_Task prompt_. Copy every line from the material below that holds "stars".

-------------------------

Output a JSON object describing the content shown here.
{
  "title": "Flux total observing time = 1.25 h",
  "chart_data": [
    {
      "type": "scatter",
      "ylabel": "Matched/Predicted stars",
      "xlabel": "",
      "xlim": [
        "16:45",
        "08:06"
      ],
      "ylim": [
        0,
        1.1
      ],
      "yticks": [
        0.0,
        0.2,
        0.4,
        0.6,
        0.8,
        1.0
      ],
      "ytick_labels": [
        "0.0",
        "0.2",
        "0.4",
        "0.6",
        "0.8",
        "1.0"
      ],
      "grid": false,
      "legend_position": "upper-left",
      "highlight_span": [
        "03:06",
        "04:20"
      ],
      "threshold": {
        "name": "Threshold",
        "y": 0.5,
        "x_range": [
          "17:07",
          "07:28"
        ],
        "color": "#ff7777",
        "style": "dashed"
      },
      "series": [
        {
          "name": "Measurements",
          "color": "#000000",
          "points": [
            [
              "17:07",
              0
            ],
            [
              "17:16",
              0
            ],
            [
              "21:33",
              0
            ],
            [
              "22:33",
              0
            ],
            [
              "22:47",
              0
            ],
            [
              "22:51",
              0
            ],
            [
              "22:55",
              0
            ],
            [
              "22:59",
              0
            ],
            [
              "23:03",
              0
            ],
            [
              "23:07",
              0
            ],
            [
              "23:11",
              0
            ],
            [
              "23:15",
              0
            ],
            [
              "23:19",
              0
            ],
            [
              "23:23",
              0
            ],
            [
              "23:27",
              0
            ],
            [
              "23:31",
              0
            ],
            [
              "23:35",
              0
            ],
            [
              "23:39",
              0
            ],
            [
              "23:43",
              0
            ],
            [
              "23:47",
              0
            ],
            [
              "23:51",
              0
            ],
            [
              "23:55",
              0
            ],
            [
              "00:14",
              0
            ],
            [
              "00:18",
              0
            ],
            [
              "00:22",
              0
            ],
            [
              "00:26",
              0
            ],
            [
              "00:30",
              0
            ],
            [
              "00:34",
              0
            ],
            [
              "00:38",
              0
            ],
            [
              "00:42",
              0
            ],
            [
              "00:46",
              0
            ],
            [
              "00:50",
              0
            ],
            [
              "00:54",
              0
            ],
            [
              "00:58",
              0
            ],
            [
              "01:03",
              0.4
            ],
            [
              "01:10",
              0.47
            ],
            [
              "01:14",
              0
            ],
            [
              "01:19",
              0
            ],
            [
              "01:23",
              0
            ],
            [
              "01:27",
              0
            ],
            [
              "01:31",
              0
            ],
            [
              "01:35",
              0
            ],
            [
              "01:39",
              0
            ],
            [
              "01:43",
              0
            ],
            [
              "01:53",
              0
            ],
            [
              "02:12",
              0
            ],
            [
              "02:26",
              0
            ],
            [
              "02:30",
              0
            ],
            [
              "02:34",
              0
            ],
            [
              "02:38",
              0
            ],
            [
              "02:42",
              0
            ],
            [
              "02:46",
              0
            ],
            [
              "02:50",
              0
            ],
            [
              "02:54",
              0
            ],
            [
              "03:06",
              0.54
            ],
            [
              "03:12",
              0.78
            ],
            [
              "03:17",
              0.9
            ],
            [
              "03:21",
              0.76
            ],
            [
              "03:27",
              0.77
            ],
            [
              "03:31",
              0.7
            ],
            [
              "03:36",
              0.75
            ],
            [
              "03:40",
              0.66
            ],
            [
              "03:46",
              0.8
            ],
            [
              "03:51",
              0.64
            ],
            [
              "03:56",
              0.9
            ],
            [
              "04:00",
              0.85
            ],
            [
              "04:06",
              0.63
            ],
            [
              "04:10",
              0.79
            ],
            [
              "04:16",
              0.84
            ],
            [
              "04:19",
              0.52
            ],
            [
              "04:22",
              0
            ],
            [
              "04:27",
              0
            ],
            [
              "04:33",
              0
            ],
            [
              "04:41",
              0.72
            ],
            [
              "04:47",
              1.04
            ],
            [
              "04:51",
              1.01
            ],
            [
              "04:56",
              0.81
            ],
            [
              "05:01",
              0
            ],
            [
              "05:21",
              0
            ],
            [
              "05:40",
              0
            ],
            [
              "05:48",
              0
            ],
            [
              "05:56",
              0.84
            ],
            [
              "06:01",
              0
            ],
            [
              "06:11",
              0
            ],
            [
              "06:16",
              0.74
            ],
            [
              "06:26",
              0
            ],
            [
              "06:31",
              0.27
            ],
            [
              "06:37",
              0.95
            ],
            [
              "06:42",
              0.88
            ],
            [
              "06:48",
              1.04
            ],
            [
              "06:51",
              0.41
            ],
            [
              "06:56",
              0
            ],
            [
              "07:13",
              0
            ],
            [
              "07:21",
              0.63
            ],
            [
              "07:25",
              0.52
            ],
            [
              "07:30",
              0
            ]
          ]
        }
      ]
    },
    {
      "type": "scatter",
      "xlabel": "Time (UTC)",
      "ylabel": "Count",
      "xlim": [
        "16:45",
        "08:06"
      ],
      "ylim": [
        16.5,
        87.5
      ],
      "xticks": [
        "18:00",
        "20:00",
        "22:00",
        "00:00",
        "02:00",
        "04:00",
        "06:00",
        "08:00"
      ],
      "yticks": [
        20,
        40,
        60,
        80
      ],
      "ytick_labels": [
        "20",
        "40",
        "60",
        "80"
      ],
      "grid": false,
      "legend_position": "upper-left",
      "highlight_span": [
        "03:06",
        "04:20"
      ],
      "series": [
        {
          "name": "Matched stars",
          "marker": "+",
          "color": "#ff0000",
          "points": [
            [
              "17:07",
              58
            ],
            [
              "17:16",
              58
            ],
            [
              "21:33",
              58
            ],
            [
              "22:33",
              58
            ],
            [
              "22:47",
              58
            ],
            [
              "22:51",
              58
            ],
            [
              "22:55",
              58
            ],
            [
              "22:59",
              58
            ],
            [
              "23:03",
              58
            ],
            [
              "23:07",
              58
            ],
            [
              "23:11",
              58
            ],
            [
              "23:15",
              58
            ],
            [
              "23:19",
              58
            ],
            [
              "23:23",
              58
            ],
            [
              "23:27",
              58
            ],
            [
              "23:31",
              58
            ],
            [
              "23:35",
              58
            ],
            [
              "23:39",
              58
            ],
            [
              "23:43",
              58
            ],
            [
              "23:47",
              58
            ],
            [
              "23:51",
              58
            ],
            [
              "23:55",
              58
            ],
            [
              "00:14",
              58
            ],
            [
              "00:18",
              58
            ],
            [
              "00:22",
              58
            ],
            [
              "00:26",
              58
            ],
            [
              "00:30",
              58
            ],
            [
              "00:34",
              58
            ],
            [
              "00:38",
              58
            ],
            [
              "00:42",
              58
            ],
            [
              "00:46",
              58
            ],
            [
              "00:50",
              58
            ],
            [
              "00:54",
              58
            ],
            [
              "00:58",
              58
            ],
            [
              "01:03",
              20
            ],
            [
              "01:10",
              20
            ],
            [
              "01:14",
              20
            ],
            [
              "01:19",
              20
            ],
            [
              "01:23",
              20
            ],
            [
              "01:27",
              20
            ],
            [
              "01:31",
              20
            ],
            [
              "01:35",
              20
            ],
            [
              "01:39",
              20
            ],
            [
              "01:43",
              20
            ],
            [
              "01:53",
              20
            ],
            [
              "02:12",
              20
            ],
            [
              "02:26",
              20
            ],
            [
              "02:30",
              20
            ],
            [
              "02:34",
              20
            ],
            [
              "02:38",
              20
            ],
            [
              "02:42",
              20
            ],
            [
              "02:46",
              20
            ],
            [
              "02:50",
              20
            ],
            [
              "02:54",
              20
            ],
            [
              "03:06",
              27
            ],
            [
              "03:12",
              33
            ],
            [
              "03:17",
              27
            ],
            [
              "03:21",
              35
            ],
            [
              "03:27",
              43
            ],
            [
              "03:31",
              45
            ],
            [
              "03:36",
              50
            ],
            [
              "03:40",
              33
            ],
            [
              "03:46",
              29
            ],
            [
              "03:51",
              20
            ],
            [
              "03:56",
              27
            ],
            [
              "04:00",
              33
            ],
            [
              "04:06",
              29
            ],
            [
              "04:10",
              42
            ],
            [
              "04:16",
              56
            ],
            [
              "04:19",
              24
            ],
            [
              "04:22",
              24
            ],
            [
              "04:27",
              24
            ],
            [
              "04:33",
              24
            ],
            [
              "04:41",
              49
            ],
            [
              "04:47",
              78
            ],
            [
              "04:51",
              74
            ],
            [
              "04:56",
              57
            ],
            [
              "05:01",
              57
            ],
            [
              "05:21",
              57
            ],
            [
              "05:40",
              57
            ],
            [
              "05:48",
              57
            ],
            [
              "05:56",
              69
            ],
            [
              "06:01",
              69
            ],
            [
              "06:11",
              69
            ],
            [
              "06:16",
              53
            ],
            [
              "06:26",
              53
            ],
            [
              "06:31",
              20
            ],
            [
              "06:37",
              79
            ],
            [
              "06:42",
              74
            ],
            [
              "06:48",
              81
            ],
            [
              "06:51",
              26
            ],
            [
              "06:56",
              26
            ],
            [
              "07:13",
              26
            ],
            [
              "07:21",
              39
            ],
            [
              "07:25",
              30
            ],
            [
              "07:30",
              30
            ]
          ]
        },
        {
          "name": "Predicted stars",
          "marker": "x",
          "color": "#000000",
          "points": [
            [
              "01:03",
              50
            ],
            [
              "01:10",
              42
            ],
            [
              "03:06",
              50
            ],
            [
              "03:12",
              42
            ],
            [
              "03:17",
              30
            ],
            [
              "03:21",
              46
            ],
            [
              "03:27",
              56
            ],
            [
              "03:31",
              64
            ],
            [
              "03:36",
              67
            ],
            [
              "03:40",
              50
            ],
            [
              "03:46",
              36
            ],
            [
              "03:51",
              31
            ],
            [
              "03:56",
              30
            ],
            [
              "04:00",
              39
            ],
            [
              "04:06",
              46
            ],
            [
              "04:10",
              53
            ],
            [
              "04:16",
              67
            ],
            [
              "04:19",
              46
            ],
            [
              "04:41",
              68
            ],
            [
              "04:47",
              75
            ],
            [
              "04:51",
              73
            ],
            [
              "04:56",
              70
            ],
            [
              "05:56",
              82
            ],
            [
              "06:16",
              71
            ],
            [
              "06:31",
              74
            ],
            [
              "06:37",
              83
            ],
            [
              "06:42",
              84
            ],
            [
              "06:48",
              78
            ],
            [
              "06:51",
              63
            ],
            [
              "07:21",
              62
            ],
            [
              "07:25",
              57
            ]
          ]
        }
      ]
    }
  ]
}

-------------------------

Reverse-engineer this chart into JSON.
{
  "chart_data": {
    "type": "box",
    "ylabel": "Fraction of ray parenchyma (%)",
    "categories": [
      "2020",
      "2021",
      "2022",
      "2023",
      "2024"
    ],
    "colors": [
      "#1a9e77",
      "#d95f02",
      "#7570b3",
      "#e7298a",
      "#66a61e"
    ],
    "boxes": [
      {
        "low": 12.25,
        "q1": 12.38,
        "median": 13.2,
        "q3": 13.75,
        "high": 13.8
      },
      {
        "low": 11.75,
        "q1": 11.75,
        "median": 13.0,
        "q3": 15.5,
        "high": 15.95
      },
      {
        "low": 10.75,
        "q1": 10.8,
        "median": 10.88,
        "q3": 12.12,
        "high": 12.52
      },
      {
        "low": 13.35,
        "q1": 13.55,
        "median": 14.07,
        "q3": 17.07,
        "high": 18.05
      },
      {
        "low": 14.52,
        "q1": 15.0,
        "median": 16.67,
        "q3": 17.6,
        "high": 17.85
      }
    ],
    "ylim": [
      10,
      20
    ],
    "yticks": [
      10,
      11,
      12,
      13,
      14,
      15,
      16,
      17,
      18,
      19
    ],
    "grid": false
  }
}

-------------------------

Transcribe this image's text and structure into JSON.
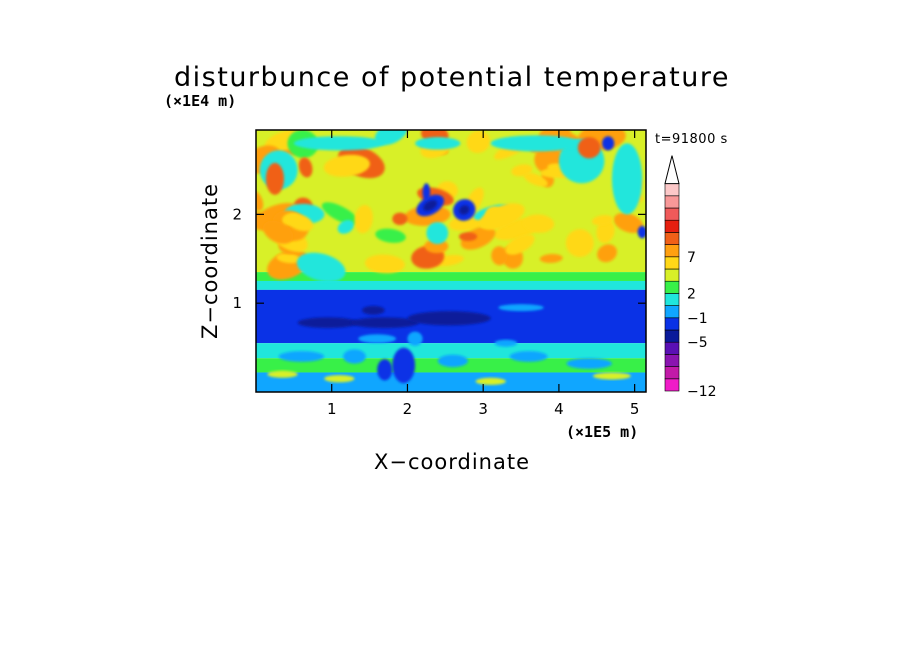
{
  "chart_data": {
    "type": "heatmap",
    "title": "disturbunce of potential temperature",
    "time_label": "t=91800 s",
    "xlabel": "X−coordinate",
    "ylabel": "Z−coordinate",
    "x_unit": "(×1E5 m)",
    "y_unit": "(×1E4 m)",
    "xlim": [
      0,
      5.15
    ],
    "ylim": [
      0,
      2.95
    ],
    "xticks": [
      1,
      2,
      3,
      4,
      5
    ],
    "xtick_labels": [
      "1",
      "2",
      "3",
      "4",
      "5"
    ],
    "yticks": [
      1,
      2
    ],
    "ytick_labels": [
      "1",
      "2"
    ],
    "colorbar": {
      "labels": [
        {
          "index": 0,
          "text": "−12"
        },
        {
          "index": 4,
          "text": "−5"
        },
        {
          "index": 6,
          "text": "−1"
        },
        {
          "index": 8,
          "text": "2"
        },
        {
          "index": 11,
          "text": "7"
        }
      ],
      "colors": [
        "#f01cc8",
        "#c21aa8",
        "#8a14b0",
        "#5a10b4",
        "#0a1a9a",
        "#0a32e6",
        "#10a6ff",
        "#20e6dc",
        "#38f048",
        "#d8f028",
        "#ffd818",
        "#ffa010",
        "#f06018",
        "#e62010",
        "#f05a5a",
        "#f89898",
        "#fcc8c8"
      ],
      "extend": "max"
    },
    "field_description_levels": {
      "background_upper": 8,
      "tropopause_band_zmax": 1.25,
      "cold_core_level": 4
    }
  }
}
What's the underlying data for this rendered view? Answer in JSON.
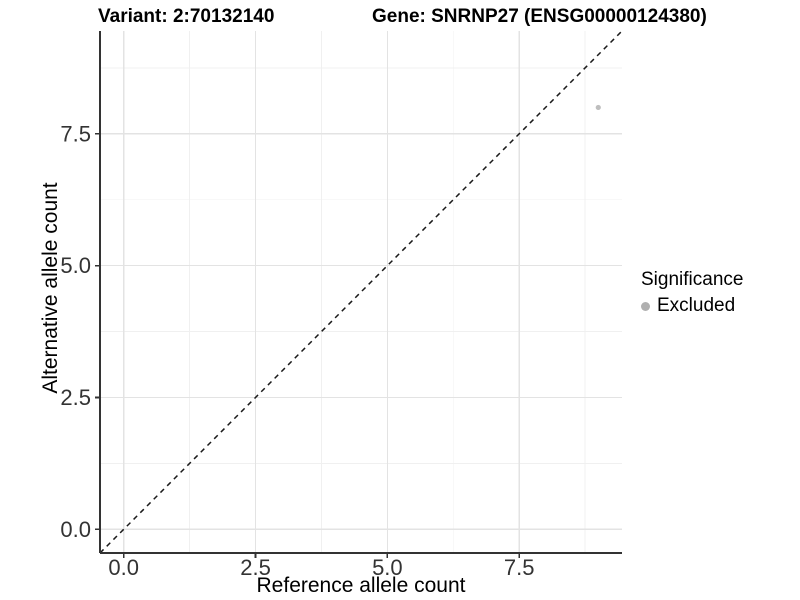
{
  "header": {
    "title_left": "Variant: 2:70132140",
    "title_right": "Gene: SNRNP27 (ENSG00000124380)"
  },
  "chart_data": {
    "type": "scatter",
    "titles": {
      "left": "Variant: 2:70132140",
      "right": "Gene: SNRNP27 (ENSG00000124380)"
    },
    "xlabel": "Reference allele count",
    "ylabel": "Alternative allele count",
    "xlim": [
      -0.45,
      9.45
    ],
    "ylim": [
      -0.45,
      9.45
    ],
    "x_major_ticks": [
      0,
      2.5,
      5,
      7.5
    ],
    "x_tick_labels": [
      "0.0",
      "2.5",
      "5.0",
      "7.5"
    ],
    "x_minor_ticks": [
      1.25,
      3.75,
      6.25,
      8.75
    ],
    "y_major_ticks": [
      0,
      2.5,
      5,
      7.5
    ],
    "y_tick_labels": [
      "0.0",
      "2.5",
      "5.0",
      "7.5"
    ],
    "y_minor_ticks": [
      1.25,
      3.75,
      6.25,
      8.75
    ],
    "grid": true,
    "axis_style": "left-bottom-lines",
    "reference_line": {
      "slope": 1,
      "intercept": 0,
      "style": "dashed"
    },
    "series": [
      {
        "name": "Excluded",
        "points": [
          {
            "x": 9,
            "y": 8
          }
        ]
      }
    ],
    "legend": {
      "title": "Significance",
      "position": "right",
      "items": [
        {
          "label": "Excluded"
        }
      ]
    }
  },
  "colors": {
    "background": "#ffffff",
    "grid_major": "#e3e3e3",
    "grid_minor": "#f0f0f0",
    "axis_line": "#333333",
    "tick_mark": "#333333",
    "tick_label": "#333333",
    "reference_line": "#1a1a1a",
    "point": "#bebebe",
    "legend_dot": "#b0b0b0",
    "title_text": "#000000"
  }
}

-------------------------

_Expected answer_.
      "ylabel": "Matched/Predicted stars",
          "name": "Matched stars",
          "name": "Predicted stars",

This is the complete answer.